_Input for this task_
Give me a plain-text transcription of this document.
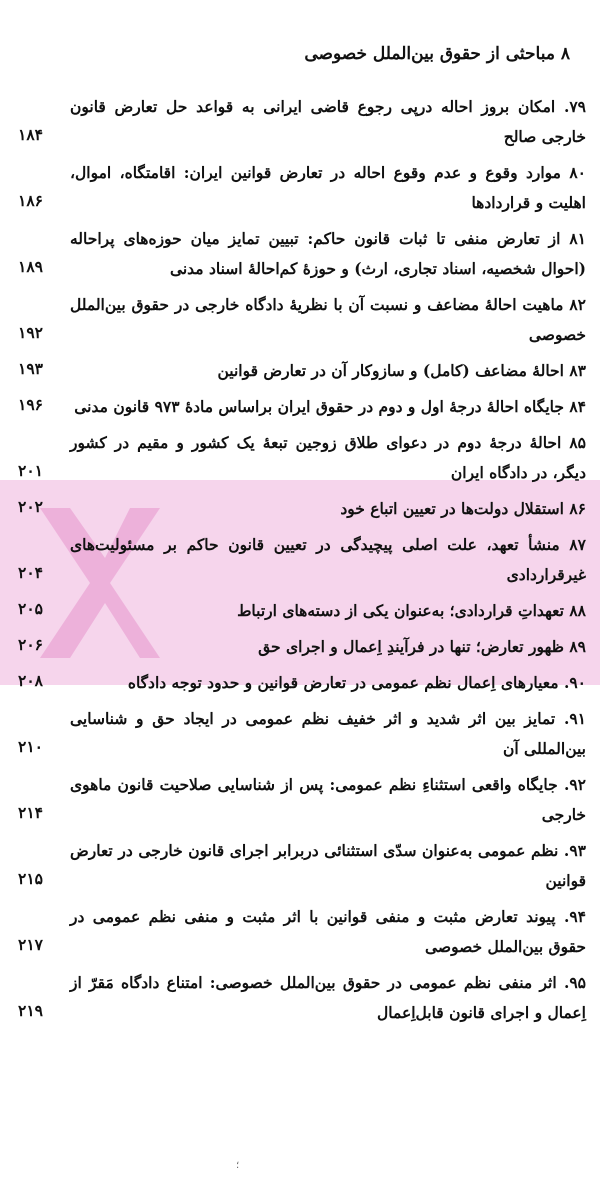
۸ مباحثی از حقوق بین‌الملل خصوصی
۷۹. امکان بروز احاله درپی رجوع قاضی ایرانی به قواعد حل تعارض قانون خارجی صالح
۱۸۴
۸۰ موارد وقوع و عدم وقوع احاله در تعارض قوانین ایران: اقامتگاه، اموال، اهلیت و قراردادها
۱۸۶
۸۱ از تعارض منفی تا ثبات قانون حاکم: تبیین تمایز میان حوزه‌های پراحاله (احوال شخصیه، اسناد تجاری، ارث) و حوزهٔ کم‌احالهٔ اسناد مدنی
۱۸۹
۸۲ ماهیت احالهٔ مضاعف و نسبت آن با نظریهٔ دادگاه خارجی در حقوق بین‌الملل خصوصی
۱۹۲
۸۳ احالهٔ مضاعف (کامل) و سازوکار آن در تعارض قوانین
۱۹۳
۸۴ جایگاه احالهٔ درجهٔ اول و دوم در حقوق ایران براساس مادهٔ ۹۷۳ قانون مدنی
۱۹۶
۸۵ احالهٔ درجهٔ دوم در دعوای طلاق زوجین تبعهٔ یک کشور و مقیم در کشور دیگر، در دادگاه ایران
۲۰۱
۸۶ استقلال دولت‌ها در تعیین اتباع خود
۲۰۲
۸۷ منشأ تعهد، علت اصلی پیچیدگی در تعیین قانون حاکم بر مسئولیت‌های غیرقراردادی
۲۰۴
۸۸ تعهداتِ قراردادی؛ به‌عنوان یکی از دسته‌های ارتباط
۲۰۵
۸۹ ظهور تعارض؛ تنها در فرآیندِ اِعمال و اجرای حق
۲۰۶
۹۰. معیارهای اِعمال نظم عمومی در تعارض قوانین و حدود توجه دادگاه
۲۰۸
۹۱. تمایز بین اثر شدید و اثر خفیف نظم عمومی در ایجاد حق و شناسایی بین‌المللی آن
۲۱۰
۹۲. جایگاه واقعی استثناءِ نظم عمومی: پس از شناسایی صلاحیت قانون ماهوی خارجی
۲۱۴
۹۳. نظم عمومی به‌عنوان سدّی استثنائی دربرابر اجرای قانون خارجی در تعارض قوانین
۲۱۵
۹۴. پیوند تعارض مثبت و منفی قوانین با اثر مثبت و منفی نظم عمومی در حقوق بین‌الملل خصوصی
۲۱۷
۹۵. اثر منفی نظم عمومی در حقوق بین‌الملل خصوصی: امتناع دادگاه مَقرّ از اِعمال و اجرای قانون قابل‌اِعمال
۲۱۹
؛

_Your task_
Transcribe the full listing above exactly as it stands, minus the pictures.

_Reply to the exercise_
Give me a plain-text transcription of this document.
۸ مباحثی از حقوق بین‌الملل خصوصی
۷۹. امکان بروز احاله درپی رجوع قاضی ایرانی به قواعد حل تعارض قانون خارجی صالح
۱۸۴
۸۰ موارد وقوع و عدم وقوع احاله در تعارض قوانین ایران: اقامتگاه، اموال، اهلیت و قراردادها
۱۸۶
۸۱ از تعارض منفی تا ثبات قانون حاکم: تبیین تمایز میان حوزه‌های پراحاله (احوال شخصیه، اسناد تجاری، ارث) و حوزهٔ کم‌احالهٔ اسناد مدنی
۱۸۹
۸۲ ماهیت احالهٔ مضاعف و نسبت آن با نظریهٔ دادگاه خارجی در حقوق بین‌الملل خصوصی
۱۹۲
۸۳ احالهٔ مضاعف (کامل) و سازوکار آن در تعارض قوانین
۱۹۳
۸۴ جایگاه احالهٔ درجهٔ اول و دوم در حقوق ایران براساس مادهٔ ۹۷۳ قانون مدنی
۱۹۶
۸۵ احالهٔ درجهٔ دوم در دعوای طلاق زوجین تبعهٔ یک کشور و مقیم در کشور دیگر، در دادگاه ایران
۲۰۱
۸۶ استقلال دولت‌ها در تعیین اتباع خود
۲۰۲
۸۷ منشأ تعهد، علت اصلی پیچیدگی در تعیین قانون حاکم بر مسئولیت‌های غیرقراردادی
۲۰۴
۸۸ تعهداتِ قراردادی؛ به‌عنوان یکی از دسته‌های ارتباط
۲۰۵
۸۹ ظهور تعارض؛ تنها در فرآیندِ اِعمال و اجرای حق
۲۰۶
۹۰. معیارهای اِعمال نظم عمومی در تعارض قوانین و حدود توجه دادگاه
۲۰۸
۹۱. تمایز بین اثر شدید و اثر خفیف نظم عمومی در ایجاد حق و شناسایی بین‌المللی آن
۲۱۰
۹۲. جایگاه واقعی استثناءِ نظم عمومی: پس از شناسایی صلاحیت قانون ماهوی خارجی
۲۱۴
۹۳. نظم عمومی به‌عنوان سدّی استثنائی دربرابر اجرای قانون خارجی در تعارض قوانین
۲۱۵
۹۴. پیوند تعارض مثبت و منفی قوانین با اثر مثبت و منفی نظم عمومی در حقوق بین‌الملل خصوصی
۲۱۷
۹۵. اثر منفی نظم عمومی در حقوق بین‌الملل خصوصی: امتناع دادگاه مَقرّ از اِعمال و اجرای قانون قابل‌اِعمال
۲۱۹
؛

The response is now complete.